Your objective
Extract each line bearing the word "persoas".

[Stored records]
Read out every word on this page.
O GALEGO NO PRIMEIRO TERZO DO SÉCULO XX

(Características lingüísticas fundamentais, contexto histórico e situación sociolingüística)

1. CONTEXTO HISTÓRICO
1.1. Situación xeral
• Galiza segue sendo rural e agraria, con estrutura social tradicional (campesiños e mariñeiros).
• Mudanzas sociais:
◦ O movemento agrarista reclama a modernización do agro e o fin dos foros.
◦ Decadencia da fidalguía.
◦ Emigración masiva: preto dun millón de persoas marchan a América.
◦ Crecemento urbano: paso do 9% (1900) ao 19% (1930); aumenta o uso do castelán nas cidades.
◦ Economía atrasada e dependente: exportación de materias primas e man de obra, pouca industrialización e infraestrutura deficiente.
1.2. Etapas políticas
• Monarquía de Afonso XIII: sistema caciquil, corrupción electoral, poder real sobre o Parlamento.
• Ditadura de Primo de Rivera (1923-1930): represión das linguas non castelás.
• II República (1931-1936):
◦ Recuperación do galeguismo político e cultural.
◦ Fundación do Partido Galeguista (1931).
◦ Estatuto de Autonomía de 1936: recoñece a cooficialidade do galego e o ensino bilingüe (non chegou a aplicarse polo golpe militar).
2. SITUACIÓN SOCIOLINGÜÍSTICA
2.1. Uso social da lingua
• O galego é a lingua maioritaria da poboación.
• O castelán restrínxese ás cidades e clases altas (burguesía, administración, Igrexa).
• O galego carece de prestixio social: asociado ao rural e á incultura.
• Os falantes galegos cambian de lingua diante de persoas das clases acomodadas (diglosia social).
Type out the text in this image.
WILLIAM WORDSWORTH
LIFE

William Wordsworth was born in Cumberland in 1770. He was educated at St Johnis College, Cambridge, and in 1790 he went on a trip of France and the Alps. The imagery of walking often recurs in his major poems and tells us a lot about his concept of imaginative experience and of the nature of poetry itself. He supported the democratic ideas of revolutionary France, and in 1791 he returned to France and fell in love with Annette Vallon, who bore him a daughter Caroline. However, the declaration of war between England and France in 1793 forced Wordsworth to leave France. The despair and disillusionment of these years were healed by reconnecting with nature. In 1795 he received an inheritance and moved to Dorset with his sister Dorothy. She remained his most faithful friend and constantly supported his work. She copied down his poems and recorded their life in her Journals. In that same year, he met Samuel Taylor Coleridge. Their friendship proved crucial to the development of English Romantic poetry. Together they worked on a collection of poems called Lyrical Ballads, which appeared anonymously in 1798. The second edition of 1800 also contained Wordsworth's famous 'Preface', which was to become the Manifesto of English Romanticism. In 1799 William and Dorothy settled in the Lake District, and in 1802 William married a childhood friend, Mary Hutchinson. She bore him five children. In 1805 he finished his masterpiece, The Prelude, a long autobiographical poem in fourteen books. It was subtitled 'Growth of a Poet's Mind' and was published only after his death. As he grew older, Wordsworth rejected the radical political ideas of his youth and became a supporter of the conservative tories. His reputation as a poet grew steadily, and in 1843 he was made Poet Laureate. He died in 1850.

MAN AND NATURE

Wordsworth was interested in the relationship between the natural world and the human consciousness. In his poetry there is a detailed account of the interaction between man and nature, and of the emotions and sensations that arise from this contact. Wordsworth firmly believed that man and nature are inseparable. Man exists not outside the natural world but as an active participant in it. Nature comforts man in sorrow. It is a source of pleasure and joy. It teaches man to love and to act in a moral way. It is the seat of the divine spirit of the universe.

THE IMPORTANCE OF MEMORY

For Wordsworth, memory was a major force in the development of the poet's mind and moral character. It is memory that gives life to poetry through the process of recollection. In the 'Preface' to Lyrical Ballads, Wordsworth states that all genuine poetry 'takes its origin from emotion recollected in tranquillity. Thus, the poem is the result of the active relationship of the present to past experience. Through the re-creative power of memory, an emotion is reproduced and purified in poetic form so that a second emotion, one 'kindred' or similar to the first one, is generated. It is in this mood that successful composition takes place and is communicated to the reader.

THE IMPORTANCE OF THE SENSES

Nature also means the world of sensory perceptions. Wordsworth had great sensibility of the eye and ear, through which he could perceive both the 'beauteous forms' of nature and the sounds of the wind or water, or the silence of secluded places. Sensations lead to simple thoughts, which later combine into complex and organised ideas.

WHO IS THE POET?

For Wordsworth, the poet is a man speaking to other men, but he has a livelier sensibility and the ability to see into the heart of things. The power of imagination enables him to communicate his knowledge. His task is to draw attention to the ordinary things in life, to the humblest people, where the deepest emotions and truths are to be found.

* * *

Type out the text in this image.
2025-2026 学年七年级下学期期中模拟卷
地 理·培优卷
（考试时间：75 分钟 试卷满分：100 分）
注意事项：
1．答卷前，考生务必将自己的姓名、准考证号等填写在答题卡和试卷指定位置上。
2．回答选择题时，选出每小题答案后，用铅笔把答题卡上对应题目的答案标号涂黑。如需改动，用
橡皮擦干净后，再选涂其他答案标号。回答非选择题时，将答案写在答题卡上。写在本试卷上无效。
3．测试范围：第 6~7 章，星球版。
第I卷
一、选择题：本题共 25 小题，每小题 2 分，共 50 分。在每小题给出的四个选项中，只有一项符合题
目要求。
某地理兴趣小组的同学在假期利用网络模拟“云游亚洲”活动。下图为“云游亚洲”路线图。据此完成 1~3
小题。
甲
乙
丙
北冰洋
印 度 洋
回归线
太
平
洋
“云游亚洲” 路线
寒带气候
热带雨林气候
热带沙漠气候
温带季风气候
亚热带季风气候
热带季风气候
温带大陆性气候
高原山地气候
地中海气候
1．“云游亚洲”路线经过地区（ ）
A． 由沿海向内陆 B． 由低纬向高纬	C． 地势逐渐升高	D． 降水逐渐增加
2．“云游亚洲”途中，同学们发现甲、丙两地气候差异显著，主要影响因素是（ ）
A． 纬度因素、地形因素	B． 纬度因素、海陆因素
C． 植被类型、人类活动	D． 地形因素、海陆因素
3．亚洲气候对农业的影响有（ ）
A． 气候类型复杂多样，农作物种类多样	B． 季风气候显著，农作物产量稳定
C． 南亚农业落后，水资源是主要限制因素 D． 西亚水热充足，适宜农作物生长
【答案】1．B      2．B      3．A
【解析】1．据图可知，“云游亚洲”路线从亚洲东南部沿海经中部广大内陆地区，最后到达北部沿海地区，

...

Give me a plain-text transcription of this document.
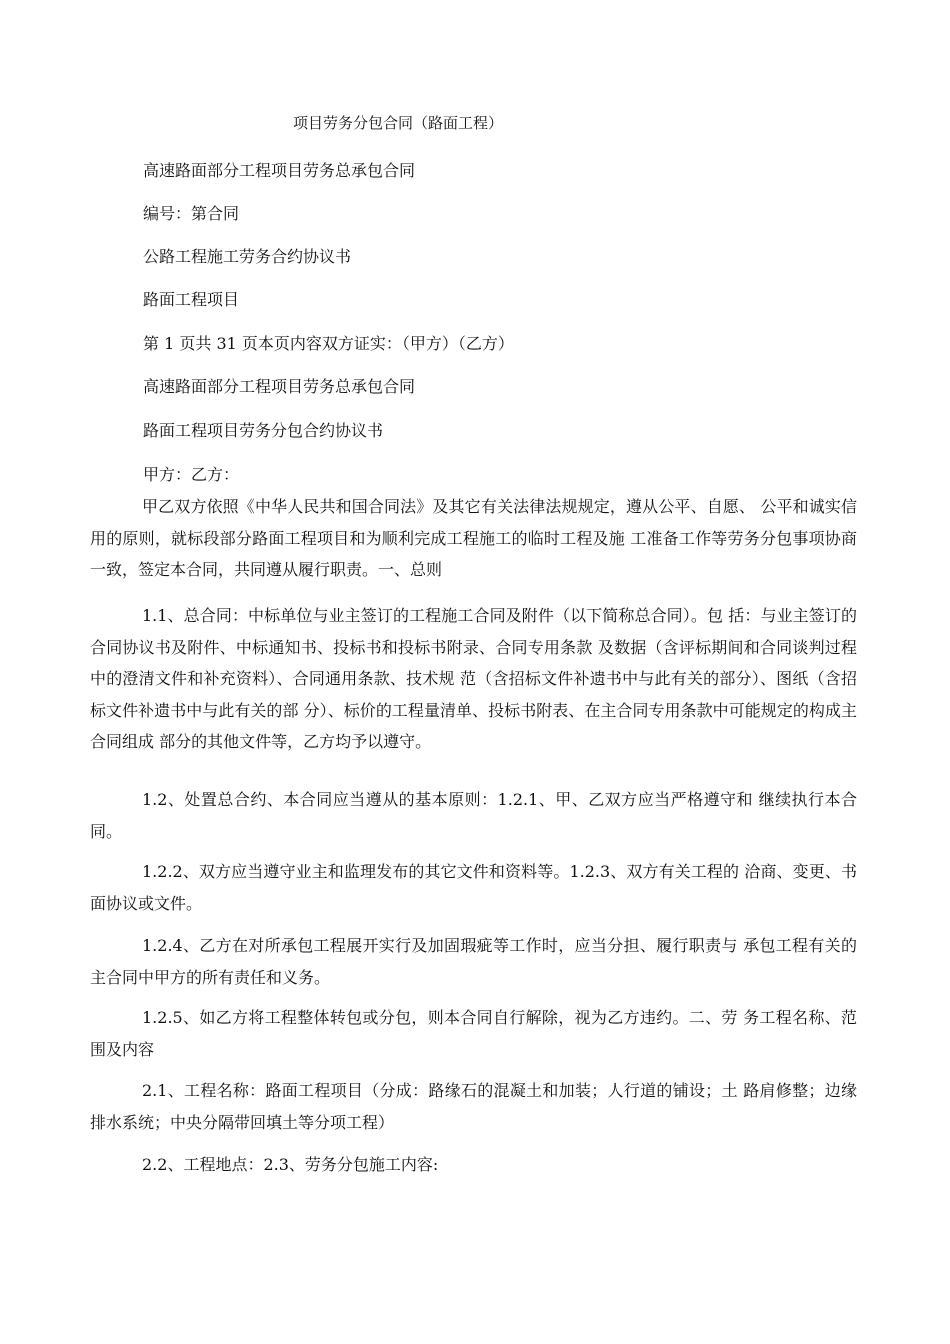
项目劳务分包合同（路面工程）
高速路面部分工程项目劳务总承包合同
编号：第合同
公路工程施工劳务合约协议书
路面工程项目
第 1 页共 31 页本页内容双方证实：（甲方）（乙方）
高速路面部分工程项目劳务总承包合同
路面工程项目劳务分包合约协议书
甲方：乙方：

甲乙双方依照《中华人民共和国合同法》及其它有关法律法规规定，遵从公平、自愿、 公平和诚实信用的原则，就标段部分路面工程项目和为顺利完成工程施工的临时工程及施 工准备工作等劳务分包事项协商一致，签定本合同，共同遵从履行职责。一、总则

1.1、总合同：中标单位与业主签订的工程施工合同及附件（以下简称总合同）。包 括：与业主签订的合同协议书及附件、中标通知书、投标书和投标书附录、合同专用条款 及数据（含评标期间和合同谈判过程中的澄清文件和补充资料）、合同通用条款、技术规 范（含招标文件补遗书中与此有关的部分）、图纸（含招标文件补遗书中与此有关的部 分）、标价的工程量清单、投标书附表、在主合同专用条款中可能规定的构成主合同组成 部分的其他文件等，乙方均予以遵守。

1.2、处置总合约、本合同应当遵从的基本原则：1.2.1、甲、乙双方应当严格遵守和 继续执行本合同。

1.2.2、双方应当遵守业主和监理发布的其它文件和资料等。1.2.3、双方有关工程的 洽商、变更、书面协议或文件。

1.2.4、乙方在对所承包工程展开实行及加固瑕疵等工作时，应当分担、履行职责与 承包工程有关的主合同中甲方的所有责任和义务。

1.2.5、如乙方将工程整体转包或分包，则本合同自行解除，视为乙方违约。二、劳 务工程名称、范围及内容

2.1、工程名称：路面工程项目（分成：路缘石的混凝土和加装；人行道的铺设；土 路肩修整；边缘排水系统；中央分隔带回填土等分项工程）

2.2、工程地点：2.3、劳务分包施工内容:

Exercise solution
◦ Emigración masiva: preto dun millón de persoas marchan a América.
• Os falantes galegos cambian de lingua diante de persoas das clases acomodadas (diglosia social).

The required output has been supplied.